■ WHAT THIS TASK INVOLVES
Copy every line that contains the string "University" from the entries below.

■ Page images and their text
----
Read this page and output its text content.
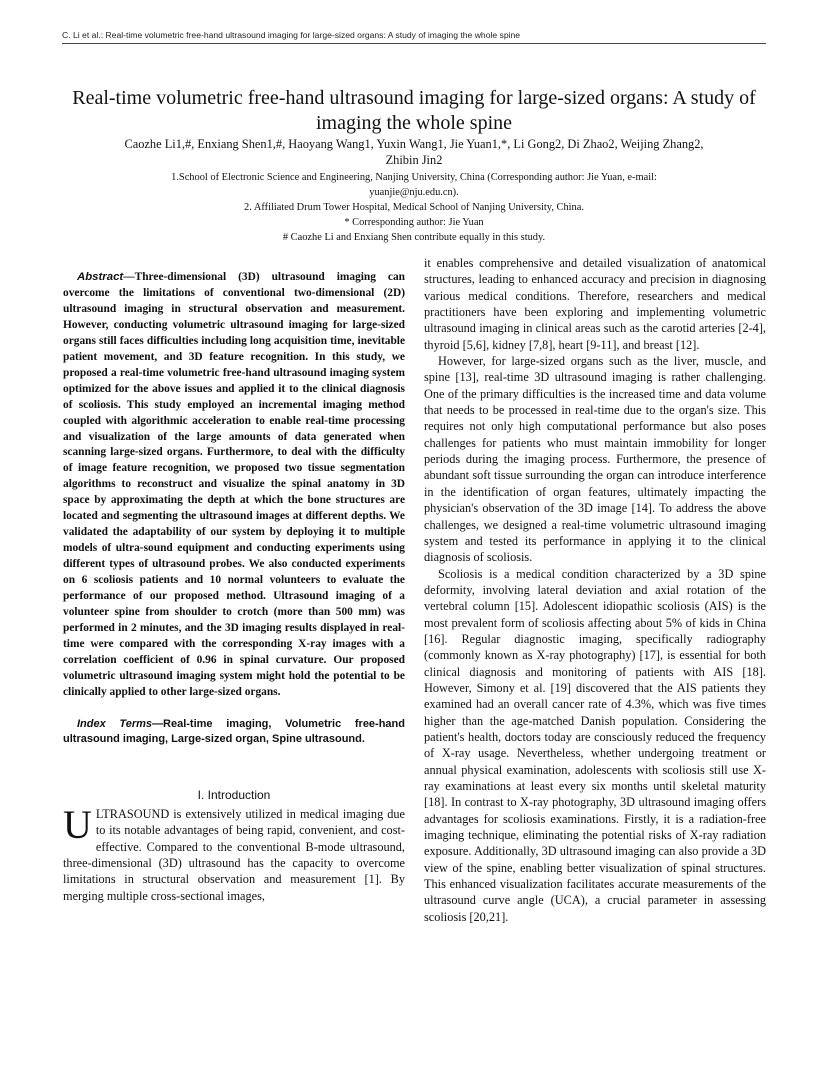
C. Li et al.: Real-time volumetric free-hand ultrasound imaging for large-sized organs: A study of imaging the whole spine
Real-time volumetric free-hand ultrasound imaging for large-sized organs: A study of imaging the whole spine
Caozhe Li1,#, Enxiang Shen1,#, Haoyang Wang1, Yuxin Wang1, Jie Yuan1,*, Li Gong2, Di Zhao2, Weijing Zhang2,
Zhibin Jin2
1.School of Electronic Science and Engineering, Nanjing University, China (Corresponding author: Jie Yuan, e-mail:
yuanjie@nju.edu.cn).
2. Affiliated Drum Tower Hospital, Medical School of Nanjing University, China.
* Corresponding author: Jie Yuan
# Caozhe Li and Enxiang Shen contribute equally in this study.

Abstract—Three-dimensional (3D) ultrasound imaging can overcome the limitations of conventional two-dimensional (2D) ultrasound imaging in structural observation and measurement. However, conducting volumetric ultrasound imaging for large-sized organs still faces difficulties including long acquisition time, inevitable patient movement, and 3D feature recognition. In this study, we proposed a real-time volumetric free-hand ultrasound imaging system optimized for the above issues and applied it to the clinical diagnosis of scoliosis. This study employed an incremental imaging method coupled with algorithmic acceleration to enable real-time processing and visualization of the large amounts of data generated when scanning large-sized organs. Furthermore, to deal with the difficulty of image feature recognition, we proposed two tissue segmentation algorithms to reconstruct and visualize the spinal anatomy in 3D space by approximating the depth at which the bone structures are located and segmenting the ultrasound images at different depths. We validated the adaptability of our system by deploying it to multiple models of ultra-sound equipment and conducting experiments using different types of ultrasound probes. We also conducted experiments on 6 scoliosis patients and 10 normal volunteers to evaluate the performance of our proposed method. Ultrasound imaging of a volunteer spine from shoulder to crotch (more than 500 mm) was performed in 2 minutes, and the 3D imaging results displayed in real-time were compared with the corresponding X-ray images with a correlation coefficient of 0.96 in spinal curvature. Our proposed volumetric ultrasound imaging system might hold the potential to be clinically applied to other large-sized organs.

Index Terms—Real-time imaging, Volumetric free-hand ultrasound imaging, Large-sized organ, Spine ultrasound.

I. Introduction

ULTRASOUND is extensively utilized in medical imaging due to its notable advantages of being rapid, convenient, and cost-effective. Compared to the conventional B-mode ultrasound, three-dimensional (3D) ultrasound has the capacity to overcome limitations in structural observation and measurement [1]. By merging multiple cross-sectional images,

it enables comprehensive and detailed visualization of anatomical structures, leading to enhanced accuracy and precision in diagnosing various medical conditions. Therefore, researchers and medical practitioners have been exploring and implementing volumetric ultrasound imaging in clinical areas such as the carotid arteries [2-4], thyroid [5,6], kidney [7,8], heart [9-11], and breast [12].

However, for large-sized organs such as the liver, muscle, and spine [13], real-time 3D ultrasound imaging is rather challenging. One of the primary difficulties is the increased time and data volume that needs to be processed in real-time due to the organ's size. This requires not only high computational performance but also poses challenges for patients who must maintain immobility for longer periods during the imaging process. Furthermore, the presence of abundant soft tissue surrounding the organ can introduce interference in the identification of organ features, ultimately impacting the physician's observation of the 3D image [14]. To address the above challenges, we designed a real-time volumetric ultrasound imaging system and tested its performance in applying it to the clinical diagnosis of scoliosis.

Scoliosis is a medical condition characterized by a 3D spine deformity, involving lateral deviation and axial rotation of the vertebral column [15]. Adolescent idiopathic scoliosis (AIS) is the most prevalent form of scoliosis affecting about 5% of kids in China [16]. Regular diagnostic imaging, specifically radiography (commonly known as X-ray photography) [17], is essential for both clinical diagnosis and monitoring of patients with AIS [18]. However, Simony et al. [19] discovered that the AIS patients they examined had an overall cancer rate of 4.3%, which was five times higher than the age-matched Danish population. Considering the patient's health, doctors today are consciously reduced the frequency of X-ray usage. Nevertheless, whether undergoing treatment or annual physical examination, adolescents with scoliosis still use X-ray examinations at least every six months until skeletal maturity [18]. In contrast to X-ray photography, 3D ultrasound imaging offers advantages for scoliosis examinations. Firstly, it is a radiation-free imaging technique, eliminating the potential risks of X-ray radiation exposure. Additionally, 3D ultrasound imaging can also provide a 3D view of the spine, enabling better visualization of spinal structures. This enhanced visualization facilitates accurate measurements of the ultrasound curve angle (UCA), a crucial parameter in assessing scoliosis [20,21].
----
■ RESULT OF THIS EXERCISE
1.School of Electronic Science and Engineering, Nanjing University, China (Corresponding author: Jie Yuan, e-mail:
2. Affiliated Drum Tower Hospital, Medical School of Nanjing University, China.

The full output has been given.